▶ [Passage provided]
The left captured the Picardy region, following the retirement of the incumbent, Charles Baur.

===Poitou-Charentes===

|  | Candidate | Party | Votes (Round One) | % (Round One) | Votes (Round Two) | % (Round Two) |
|---|---|---|---|---|---|---|
|  | Ségolène Royal | PS-PRG-PCF-Verts | 350,466 | 46.29% | 448,950 | 55.10% |
|  | Élisabeth Morin | UMP-UDF-MPF | 249,373 | 32.93% | 294,959 | 36.20% |
|  | Jean-Romée Charbonneau | FN | 79,484 | 10.50% | 70,898 | 8.70% |
|  | Gérard Fontenay | CPNT | 43,645 | 5.76% | – | – |
|  | Claude Quemar | LO/LCR | 34,221 | 4.52% | – | – |
|  | Total |  | 757,189 | 100.00% | 814,807 | 100.00% |

====Regional Council====

| Party |  | seats | change +/- |
|---|---|---|---|
| • | Socialist Party | 20 | +6 |
|  | Union for a Popular Movement | 8 | -2 |
| • | French Communist Party | 7 | +3 |
| • | The Greens | 6 | +3 |
|  | Miscellaneous Right | 6 | +3 |
|  | National Front | 3 | -2 |
| • | Left Radical Party | 2 | +1 |
| • | Miscellaneous Left | 2 | – |
|  | Union for French Democracy | 1 | -9 |
|  | Hunting, Fishing, Nature, Traditions | 0 | -2 |
| • | Movement for France | 0 | -1 |

Poitou-Charentes, a region where right and left are traditionally equal, falls to the left. It is the home region of Prime Minister Jean-Pierre Raffarin.

▶ [Study questions]
**A.** According to the regional election passage, whose home region is Poitou-Charentes?
**B.** Please reproduce, word for word, everything in the regional election passage from "Poitou-Charentes, a region" down to "Minister Jean-Pierre Raffarin.".

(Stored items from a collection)

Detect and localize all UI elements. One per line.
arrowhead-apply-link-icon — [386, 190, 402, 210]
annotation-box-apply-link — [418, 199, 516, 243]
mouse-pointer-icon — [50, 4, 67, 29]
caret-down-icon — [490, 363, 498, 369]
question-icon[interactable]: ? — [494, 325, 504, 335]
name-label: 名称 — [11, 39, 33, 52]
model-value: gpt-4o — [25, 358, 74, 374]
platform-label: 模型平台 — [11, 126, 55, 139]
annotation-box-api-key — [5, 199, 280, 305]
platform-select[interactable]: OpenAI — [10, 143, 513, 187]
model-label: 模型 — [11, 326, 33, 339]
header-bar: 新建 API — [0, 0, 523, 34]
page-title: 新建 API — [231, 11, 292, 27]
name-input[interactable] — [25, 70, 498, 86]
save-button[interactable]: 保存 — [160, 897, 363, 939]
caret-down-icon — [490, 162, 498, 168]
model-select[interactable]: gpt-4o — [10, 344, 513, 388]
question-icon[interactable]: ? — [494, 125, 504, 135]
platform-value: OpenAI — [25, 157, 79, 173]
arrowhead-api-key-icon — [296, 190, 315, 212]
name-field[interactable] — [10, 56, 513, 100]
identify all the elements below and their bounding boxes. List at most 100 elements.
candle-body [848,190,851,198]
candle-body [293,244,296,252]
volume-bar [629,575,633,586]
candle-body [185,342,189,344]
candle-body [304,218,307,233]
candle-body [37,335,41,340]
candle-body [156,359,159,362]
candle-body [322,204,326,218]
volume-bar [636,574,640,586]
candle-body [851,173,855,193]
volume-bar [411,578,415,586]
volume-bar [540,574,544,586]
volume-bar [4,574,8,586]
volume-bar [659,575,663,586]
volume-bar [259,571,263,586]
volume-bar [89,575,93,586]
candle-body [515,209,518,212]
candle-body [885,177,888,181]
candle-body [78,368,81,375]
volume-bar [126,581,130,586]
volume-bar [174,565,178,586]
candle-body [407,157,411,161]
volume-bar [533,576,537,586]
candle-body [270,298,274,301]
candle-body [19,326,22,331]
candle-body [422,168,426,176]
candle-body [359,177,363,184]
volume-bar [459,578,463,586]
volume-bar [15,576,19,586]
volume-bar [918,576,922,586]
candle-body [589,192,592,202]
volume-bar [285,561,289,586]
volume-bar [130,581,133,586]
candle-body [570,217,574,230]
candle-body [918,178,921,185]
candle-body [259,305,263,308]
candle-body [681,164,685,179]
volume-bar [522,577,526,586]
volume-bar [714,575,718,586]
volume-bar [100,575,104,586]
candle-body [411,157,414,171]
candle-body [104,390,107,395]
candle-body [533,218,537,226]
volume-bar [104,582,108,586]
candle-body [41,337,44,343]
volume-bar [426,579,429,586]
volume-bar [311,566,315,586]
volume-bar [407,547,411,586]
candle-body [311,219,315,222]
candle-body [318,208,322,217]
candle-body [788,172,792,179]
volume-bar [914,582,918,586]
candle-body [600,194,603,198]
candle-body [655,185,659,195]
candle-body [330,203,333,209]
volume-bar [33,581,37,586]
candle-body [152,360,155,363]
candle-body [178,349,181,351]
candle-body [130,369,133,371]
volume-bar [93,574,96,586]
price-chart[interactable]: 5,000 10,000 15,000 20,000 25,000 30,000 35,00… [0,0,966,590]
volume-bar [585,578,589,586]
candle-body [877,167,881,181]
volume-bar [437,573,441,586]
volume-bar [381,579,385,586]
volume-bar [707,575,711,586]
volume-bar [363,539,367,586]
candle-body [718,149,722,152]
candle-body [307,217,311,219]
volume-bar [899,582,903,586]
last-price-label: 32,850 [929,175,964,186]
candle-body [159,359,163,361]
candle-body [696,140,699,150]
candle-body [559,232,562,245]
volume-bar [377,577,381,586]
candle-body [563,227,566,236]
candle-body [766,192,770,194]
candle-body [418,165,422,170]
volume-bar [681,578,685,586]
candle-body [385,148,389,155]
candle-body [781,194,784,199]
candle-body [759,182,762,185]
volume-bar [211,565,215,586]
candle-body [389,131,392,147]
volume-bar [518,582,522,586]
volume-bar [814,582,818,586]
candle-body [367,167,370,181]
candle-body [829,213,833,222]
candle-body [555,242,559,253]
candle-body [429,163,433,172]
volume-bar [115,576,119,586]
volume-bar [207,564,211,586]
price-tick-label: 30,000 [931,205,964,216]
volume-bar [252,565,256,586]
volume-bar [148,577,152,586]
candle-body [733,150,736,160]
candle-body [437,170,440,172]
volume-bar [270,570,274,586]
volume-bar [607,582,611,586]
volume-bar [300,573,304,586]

▶ [Answers for the exercise]
**A.** Prime Minister Jean-Pierre Raffarin's.

**B.**
Poitou-Charentes, a region where right and left are traditionally equal, falls to the left. It is the home region of Prime Minister Jean-Pierre Raffarin.